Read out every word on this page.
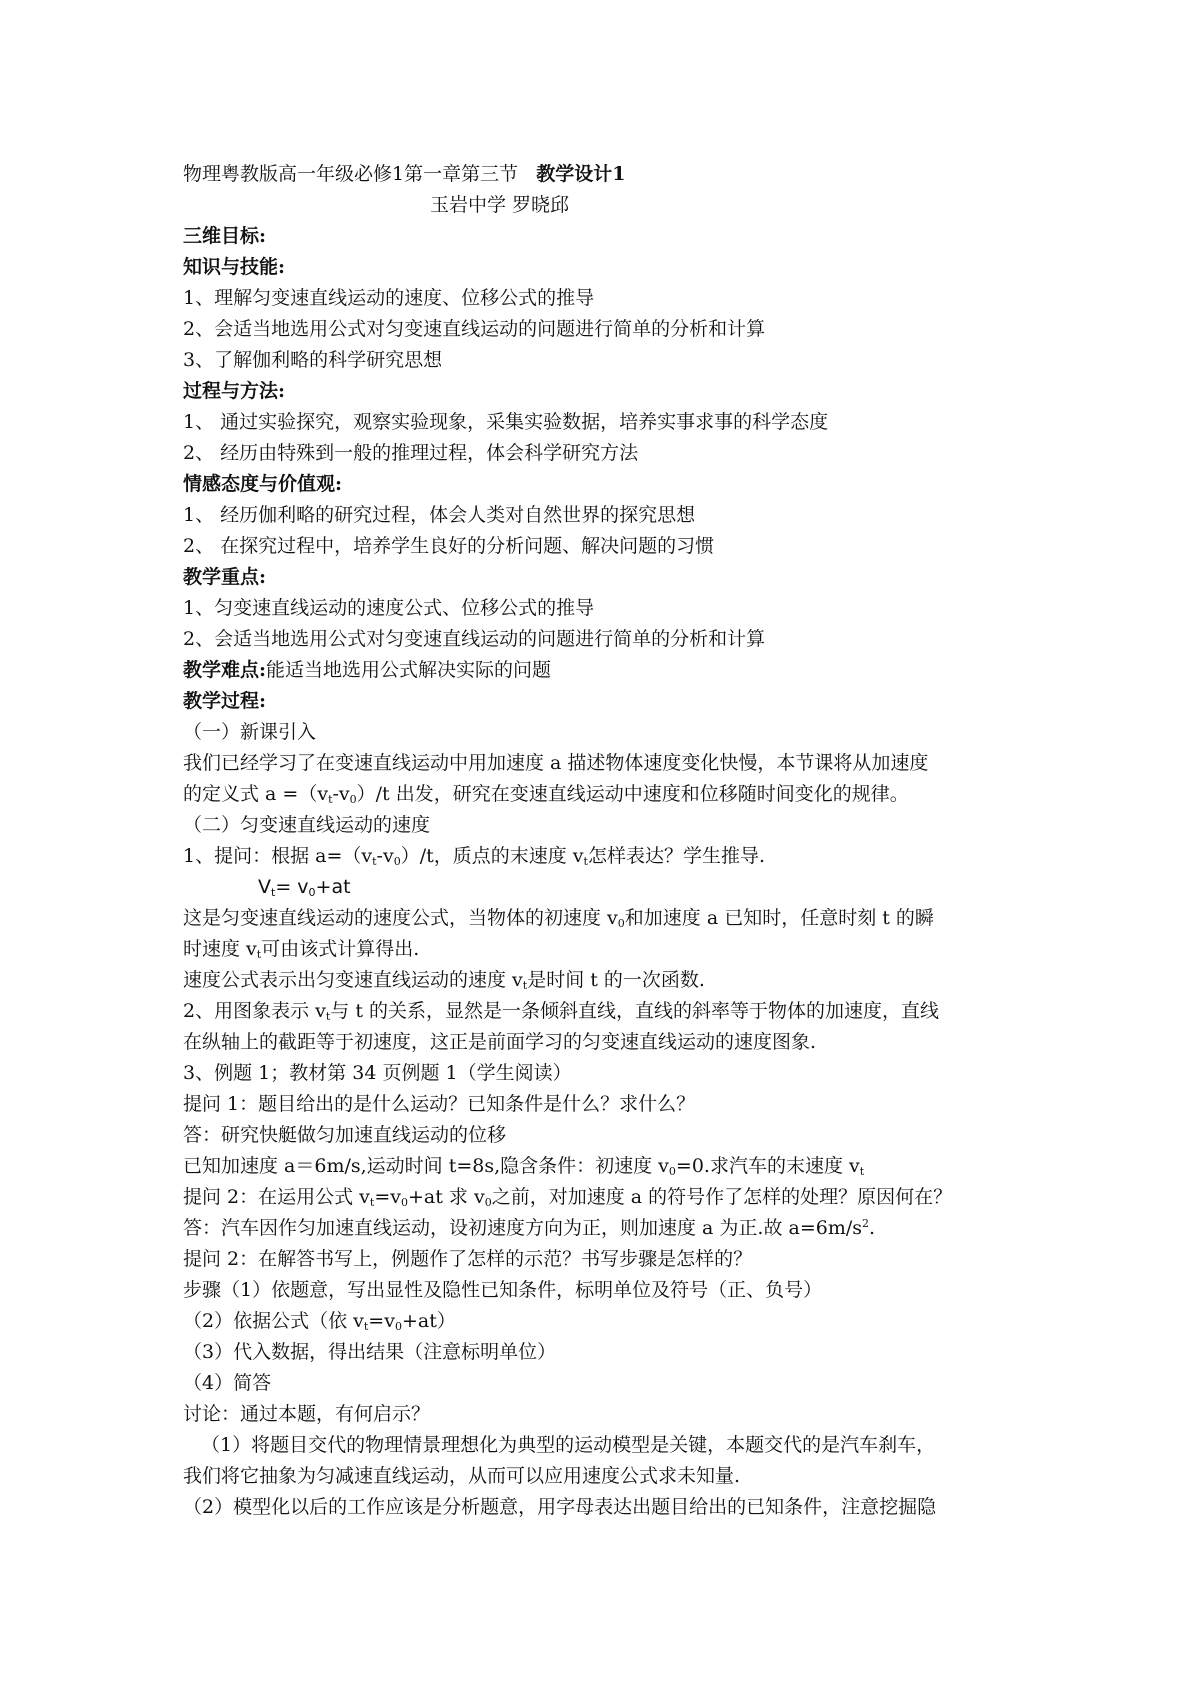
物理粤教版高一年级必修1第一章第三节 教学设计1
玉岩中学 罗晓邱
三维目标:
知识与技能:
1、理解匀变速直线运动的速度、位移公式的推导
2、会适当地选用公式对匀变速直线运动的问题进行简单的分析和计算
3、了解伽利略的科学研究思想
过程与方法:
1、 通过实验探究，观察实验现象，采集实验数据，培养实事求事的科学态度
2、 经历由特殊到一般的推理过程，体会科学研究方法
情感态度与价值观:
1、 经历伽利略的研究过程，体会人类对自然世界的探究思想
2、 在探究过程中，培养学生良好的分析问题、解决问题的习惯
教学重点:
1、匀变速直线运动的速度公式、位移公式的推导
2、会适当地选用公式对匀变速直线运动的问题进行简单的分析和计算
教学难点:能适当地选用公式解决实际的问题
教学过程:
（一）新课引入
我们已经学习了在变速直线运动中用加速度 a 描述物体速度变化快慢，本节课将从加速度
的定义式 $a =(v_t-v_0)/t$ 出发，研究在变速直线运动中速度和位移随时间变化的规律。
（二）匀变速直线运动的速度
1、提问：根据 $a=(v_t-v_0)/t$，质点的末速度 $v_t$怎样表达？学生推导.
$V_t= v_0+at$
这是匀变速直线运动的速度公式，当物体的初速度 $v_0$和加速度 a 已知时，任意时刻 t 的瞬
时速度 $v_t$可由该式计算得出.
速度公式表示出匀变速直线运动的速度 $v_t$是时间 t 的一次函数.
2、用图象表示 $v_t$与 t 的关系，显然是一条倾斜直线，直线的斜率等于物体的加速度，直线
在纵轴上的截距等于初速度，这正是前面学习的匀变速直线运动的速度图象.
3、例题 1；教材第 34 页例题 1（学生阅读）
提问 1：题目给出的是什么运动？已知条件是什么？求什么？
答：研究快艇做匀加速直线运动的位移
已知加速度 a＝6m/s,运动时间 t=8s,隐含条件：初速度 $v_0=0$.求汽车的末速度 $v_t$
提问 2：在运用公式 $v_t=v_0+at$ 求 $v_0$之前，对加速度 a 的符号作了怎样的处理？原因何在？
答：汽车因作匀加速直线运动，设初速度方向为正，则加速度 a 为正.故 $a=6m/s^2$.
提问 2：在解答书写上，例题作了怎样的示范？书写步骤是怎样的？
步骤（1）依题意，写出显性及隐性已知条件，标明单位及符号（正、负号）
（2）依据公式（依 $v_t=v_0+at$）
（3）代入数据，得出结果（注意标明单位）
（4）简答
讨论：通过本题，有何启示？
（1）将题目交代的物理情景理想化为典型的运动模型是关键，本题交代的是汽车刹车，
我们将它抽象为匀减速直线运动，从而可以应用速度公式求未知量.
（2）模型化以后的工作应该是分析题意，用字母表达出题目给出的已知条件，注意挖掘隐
# # # #
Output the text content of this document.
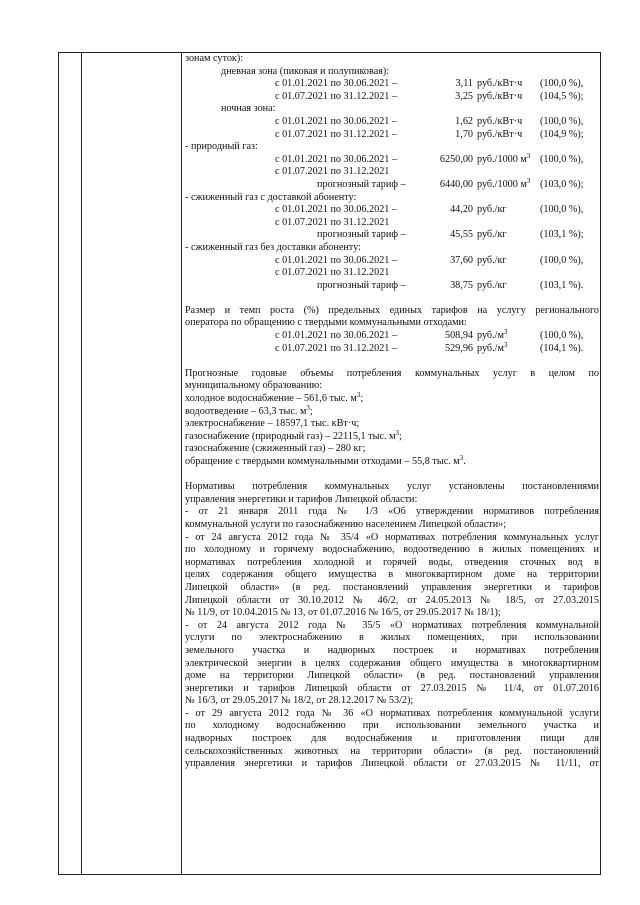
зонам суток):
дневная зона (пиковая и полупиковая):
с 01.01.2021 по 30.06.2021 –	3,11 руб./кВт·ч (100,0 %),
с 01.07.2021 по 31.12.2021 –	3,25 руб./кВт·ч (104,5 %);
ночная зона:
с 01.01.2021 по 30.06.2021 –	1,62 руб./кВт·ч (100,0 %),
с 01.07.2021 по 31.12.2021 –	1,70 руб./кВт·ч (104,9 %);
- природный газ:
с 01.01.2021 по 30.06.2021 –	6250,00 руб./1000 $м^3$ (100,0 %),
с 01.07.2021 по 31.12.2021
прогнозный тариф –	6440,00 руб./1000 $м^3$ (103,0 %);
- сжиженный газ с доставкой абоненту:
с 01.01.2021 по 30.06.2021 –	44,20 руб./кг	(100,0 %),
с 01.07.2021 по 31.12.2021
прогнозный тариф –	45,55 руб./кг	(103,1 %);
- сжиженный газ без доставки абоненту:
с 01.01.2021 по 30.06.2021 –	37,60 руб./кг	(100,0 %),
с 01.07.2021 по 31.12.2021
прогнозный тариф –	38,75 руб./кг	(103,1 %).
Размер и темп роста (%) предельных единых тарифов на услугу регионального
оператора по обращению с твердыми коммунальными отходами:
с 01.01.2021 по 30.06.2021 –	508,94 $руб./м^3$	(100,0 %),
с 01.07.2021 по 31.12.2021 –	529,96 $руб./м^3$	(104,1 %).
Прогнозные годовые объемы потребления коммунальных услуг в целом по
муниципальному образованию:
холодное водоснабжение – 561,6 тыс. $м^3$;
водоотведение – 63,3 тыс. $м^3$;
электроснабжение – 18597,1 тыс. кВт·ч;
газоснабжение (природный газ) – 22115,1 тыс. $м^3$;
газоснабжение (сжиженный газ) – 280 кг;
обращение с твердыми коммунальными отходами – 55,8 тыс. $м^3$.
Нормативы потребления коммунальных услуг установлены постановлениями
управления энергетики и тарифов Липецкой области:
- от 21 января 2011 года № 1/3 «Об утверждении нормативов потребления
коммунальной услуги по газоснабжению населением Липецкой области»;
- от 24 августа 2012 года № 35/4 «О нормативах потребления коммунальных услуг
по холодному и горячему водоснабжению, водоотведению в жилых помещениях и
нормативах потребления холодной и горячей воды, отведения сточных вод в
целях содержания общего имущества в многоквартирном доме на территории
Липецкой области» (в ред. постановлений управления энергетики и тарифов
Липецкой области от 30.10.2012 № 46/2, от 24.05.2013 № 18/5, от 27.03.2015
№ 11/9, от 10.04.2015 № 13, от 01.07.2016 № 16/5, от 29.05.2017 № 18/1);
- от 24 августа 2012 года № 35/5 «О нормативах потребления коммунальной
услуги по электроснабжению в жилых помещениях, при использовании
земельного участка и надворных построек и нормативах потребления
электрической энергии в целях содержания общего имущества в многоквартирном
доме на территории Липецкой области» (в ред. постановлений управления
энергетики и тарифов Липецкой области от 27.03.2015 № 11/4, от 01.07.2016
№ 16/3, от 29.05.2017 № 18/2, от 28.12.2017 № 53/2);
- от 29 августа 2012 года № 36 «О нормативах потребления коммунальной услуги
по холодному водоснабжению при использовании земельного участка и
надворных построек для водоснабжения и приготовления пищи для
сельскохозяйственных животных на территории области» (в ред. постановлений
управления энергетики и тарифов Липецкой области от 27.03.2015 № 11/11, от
# # # #
• _WORK TO BE COMPLETED_:
Locate the word "содержания" in the records and collect each line it appears in.

• _IN RESPONSE_:
целях содержания общего имущества в многоквартирном доме на территории
электрической энергии в целях содержания общего имущества в многоквартирном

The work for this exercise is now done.